WORK REQUIRED.
Find the word "Cube" in the records below. List each line containing it.
··········
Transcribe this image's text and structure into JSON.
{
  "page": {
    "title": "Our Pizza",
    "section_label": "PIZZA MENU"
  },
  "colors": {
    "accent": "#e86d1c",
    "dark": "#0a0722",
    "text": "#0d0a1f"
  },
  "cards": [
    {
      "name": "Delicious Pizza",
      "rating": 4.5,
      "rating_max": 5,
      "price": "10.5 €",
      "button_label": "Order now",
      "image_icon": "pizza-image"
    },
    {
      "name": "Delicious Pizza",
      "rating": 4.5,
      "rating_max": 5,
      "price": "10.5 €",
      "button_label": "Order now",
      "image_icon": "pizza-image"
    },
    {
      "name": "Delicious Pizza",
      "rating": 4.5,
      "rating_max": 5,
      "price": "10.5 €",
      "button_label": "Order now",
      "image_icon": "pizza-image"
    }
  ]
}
··········
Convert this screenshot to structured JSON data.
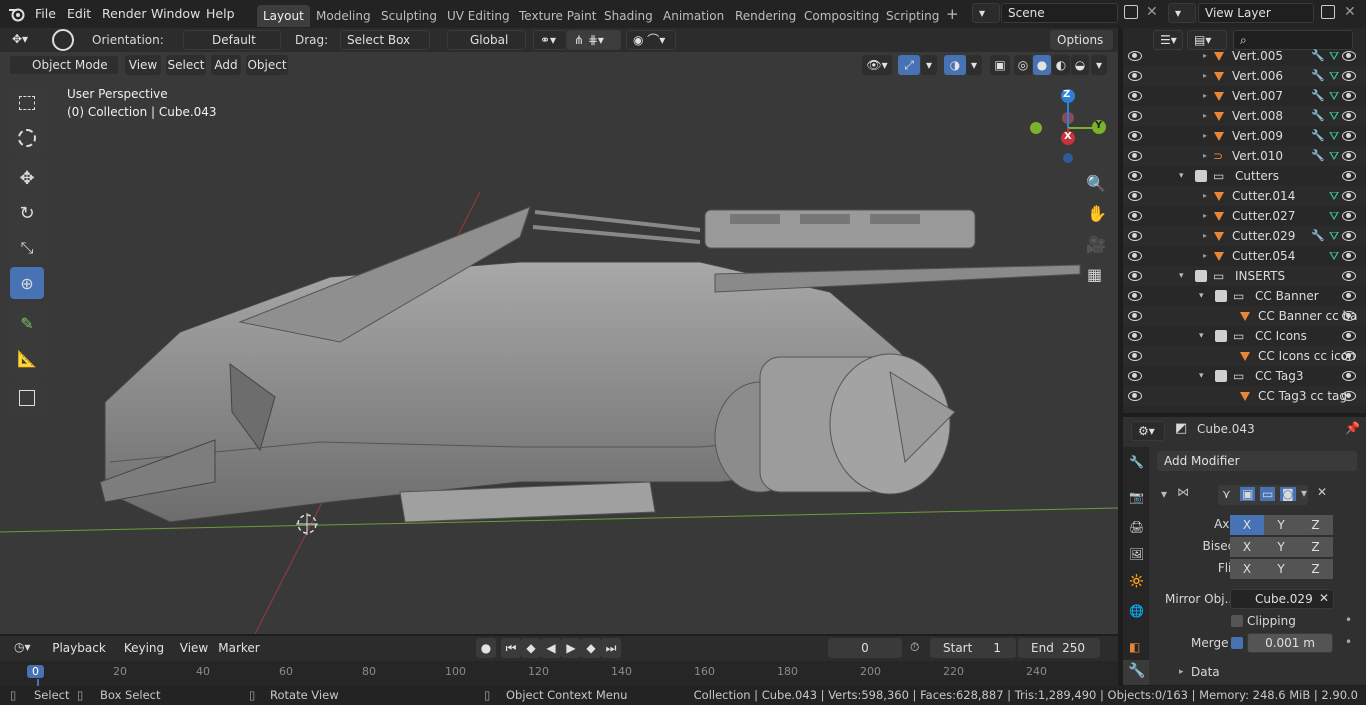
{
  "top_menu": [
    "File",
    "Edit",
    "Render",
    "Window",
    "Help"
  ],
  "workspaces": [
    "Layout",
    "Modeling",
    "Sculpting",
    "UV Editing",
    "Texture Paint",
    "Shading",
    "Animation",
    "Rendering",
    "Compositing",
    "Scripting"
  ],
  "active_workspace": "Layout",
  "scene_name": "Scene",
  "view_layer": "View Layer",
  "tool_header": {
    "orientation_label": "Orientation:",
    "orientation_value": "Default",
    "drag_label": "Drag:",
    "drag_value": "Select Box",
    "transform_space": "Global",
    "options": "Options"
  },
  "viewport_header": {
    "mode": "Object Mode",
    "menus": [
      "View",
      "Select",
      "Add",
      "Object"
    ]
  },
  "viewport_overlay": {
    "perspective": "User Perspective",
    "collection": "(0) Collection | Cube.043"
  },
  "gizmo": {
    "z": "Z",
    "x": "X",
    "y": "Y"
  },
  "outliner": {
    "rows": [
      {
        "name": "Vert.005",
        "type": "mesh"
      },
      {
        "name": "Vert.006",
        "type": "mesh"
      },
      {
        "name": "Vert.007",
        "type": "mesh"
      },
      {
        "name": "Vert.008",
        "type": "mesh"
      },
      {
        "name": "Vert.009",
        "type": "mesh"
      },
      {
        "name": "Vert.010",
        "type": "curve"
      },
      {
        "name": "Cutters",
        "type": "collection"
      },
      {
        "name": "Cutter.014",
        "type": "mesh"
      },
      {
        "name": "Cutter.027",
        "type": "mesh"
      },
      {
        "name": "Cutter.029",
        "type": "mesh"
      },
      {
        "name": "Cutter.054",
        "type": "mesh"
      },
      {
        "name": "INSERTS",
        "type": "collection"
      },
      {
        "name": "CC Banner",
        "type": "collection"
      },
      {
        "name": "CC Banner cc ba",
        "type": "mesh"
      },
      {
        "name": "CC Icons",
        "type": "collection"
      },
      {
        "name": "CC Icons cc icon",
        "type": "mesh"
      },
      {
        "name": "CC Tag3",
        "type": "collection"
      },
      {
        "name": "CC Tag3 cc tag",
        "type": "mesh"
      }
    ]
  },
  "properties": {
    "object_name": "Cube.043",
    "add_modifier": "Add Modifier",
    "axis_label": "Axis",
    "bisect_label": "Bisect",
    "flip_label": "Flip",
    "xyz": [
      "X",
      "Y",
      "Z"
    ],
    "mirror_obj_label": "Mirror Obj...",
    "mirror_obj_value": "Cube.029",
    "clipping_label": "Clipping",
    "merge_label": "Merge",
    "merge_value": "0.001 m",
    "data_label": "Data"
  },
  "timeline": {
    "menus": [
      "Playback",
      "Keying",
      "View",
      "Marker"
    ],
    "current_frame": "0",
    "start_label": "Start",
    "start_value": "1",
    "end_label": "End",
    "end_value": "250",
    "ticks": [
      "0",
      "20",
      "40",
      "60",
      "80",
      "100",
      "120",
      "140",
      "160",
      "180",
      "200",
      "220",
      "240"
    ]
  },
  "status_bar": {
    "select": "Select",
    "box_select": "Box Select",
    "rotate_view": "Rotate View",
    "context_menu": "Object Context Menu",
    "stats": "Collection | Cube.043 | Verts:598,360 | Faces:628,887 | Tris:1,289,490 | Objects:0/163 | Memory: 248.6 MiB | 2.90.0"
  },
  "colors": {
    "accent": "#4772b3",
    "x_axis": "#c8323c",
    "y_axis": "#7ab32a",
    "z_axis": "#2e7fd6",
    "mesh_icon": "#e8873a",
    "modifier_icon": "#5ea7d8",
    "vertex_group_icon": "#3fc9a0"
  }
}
··········
RESULT.
    "collection": "(0) Collection | Cube.043"
    "object_name": "Cube.043",
    "mirror_obj_value": "Cube.029",
    "stats": "Collection | Cube.043 | Verts:598,360 | Faces:628,887 | Tris:1,289,490 | Objects:0/163 | Memory: 248.6 MiB | 2.90.0"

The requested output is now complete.